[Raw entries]
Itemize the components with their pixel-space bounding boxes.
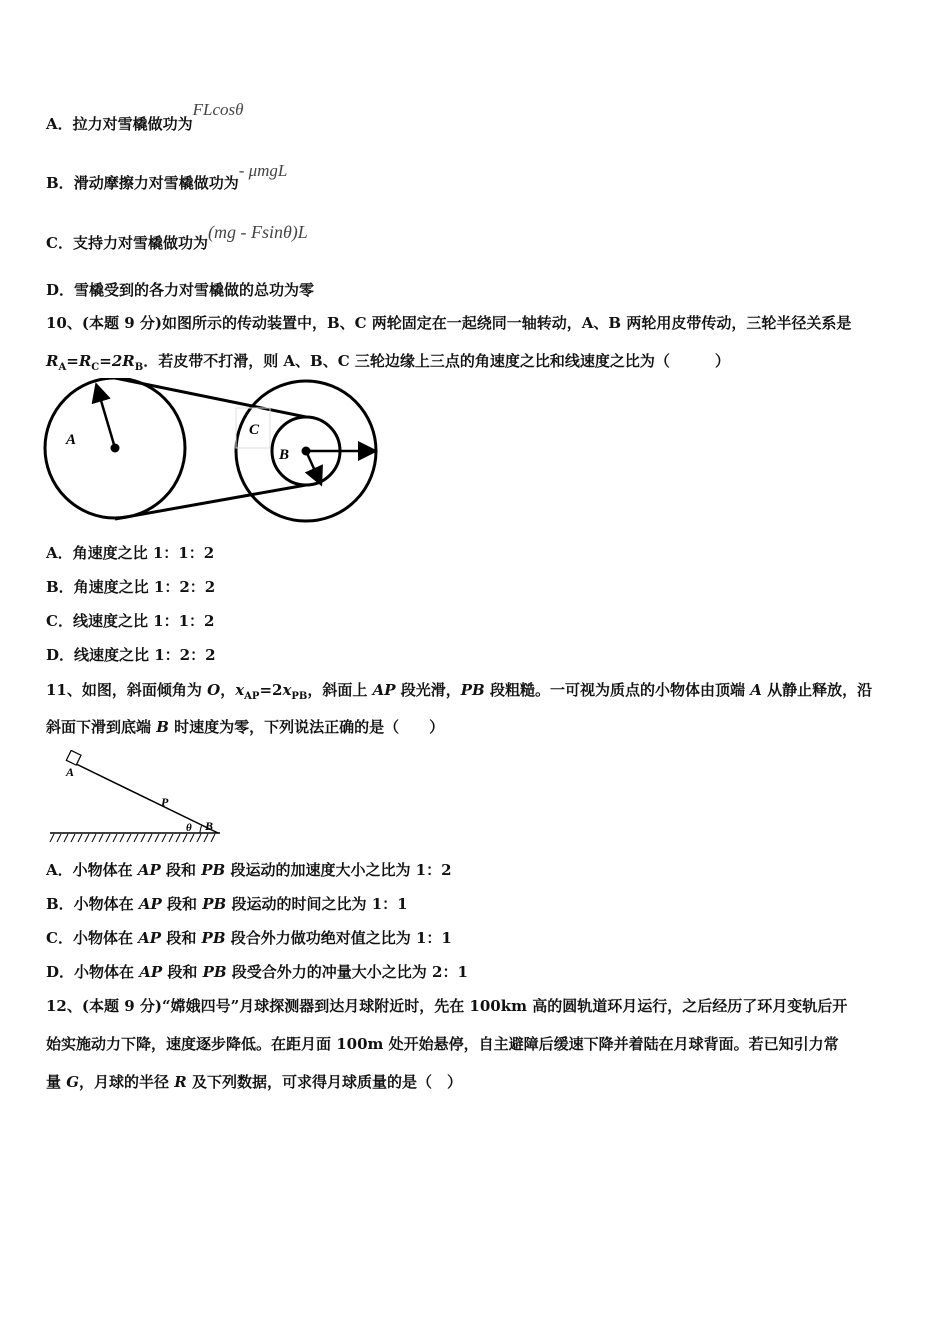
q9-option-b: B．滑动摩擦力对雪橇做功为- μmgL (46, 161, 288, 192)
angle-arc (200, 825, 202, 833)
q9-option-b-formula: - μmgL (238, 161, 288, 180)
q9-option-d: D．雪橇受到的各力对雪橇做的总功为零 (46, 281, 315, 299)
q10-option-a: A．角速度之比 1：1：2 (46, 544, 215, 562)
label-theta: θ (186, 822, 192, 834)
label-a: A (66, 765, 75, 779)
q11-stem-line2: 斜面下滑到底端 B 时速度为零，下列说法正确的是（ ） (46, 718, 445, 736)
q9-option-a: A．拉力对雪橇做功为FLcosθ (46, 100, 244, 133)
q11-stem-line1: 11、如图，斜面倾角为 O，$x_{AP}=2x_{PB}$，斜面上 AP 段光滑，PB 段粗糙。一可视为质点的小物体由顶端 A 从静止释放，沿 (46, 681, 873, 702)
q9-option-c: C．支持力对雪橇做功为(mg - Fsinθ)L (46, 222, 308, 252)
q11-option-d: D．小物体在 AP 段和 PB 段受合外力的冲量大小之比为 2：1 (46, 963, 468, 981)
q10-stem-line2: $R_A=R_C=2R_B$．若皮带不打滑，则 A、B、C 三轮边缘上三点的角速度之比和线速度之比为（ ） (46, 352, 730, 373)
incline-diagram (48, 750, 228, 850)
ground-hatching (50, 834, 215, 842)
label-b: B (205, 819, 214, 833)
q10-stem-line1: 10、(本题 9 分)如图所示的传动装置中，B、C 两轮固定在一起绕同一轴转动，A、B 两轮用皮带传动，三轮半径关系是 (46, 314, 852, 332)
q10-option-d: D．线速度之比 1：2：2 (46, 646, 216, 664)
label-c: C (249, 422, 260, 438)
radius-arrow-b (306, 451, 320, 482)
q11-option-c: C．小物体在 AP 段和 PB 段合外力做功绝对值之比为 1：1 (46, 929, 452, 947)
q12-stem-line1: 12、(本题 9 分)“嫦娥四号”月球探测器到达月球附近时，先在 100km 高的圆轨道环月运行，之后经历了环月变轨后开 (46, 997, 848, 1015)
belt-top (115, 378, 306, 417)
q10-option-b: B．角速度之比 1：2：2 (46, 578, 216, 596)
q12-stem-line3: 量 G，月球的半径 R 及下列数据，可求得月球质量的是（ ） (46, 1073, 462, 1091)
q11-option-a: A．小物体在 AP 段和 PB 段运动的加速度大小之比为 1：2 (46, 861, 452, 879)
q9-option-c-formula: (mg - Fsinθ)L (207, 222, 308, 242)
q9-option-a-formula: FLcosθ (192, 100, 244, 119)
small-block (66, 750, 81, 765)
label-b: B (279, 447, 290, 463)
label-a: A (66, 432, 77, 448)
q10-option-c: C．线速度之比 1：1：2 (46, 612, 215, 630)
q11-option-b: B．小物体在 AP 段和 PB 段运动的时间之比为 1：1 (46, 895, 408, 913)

== EXERCISE BRIEF ==
Reproduce every one of the entries above verbatim, line by line, and omit the picture from your answer.

== RESPONSE TO THIS EXERCISE ==
Itemize the components with their pixel-space bounding boxes.
q9-option-b: B．滑动摩擦力对雪橇做功为- μmgL (46, 161, 288, 192)
angle-arc (200, 825, 202, 833)
q9-option-b-formula: - μmgL (238, 161, 288, 180)
q9-option-d: D．雪橇受到的各力对雪橇做的总功为零 (46, 281, 315, 299)
q10-option-a: A．角速度之比 1：1：2 (46, 544, 215, 562)
label-theta: θ (186, 822, 192, 834)
label-a: A (66, 765, 75, 779)
q11-stem-line2: 斜面下滑到底端 B 时速度为零，下列说法正确的是（ ） (46, 718, 445, 736)
q9-option-a: A．拉力对雪橇做功为FLcosθ (46, 100, 244, 133)
q11-stem-line1: 11、如图，斜面倾角为 O，$x_{AP}=2x_{PB}$，斜面上 AP 段光滑，PB 段粗糙。一可视为质点的小物体由顶端 A 从静止释放，沿 (46, 681, 873, 702)
q9-option-c: C．支持力对雪橇做功为(mg - Fsinθ)L (46, 222, 308, 252)
q11-option-d: D．小物体在 AP 段和 PB 段受合外力的冲量大小之比为 2：1 (46, 963, 468, 981)
q10-stem-line2: $R_A=R_C=2R_B$．若皮带不打滑，则 A、B、C 三轮边缘上三点的角速度之比和线速度之比为（ ） (46, 352, 730, 373)
incline-diagram (48, 750, 228, 850)
ground-hatching (50, 834, 215, 842)
label-b: B (205, 819, 214, 833)
q10-stem-line1: 10、(本题 9 分)如图所示的传动装置中，B、C 两轮固定在一起绕同一轴转动，A、B 两轮用皮带传动，三轮半径关系是 (46, 314, 852, 332)
q10-option-d: D．线速度之比 1：2：2 (46, 646, 216, 664)
label-c: C (249, 422, 260, 438)
radius-arrow-b (306, 451, 320, 482)
q11-option-c: C．小物体在 AP 段和 PB 段合外力做功绝对值之比为 1：1 (46, 929, 452, 947)
q12-stem-line1: 12、(本题 9 分)“嫦娥四号”月球探测器到达月球附近时，先在 100km 高的圆轨道环月运行，之后经历了环月变轨后开 (46, 997, 848, 1015)
belt-top (115, 378, 306, 417)
q10-option-b: B．角速度之比 1：2：2 (46, 578, 216, 596)
q12-stem-line3: 量 G，月球的半径 R 及下列数据，可求得月球质量的是（ ） (46, 1073, 462, 1091)
q11-option-a: A．小物体在 AP 段和 PB 段运动的加速度大小之比为 1：2 (46, 861, 452, 879)
q9-option-c-formula: (mg - Fsinθ)L (207, 222, 308, 242)
q9-option-a-formula: FLcosθ (192, 100, 244, 119)
small-block (66, 750, 81, 765)
label-b: B (279, 447, 290, 463)
label-a: A (66, 432, 77, 448)
q10-option-c: C．线速度之比 1：1：2 (46, 612, 215, 630)
q11-option-b: B．小物体在 AP 段和 PB 段运动的时间之比为 1：1 (46, 895, 408, 913)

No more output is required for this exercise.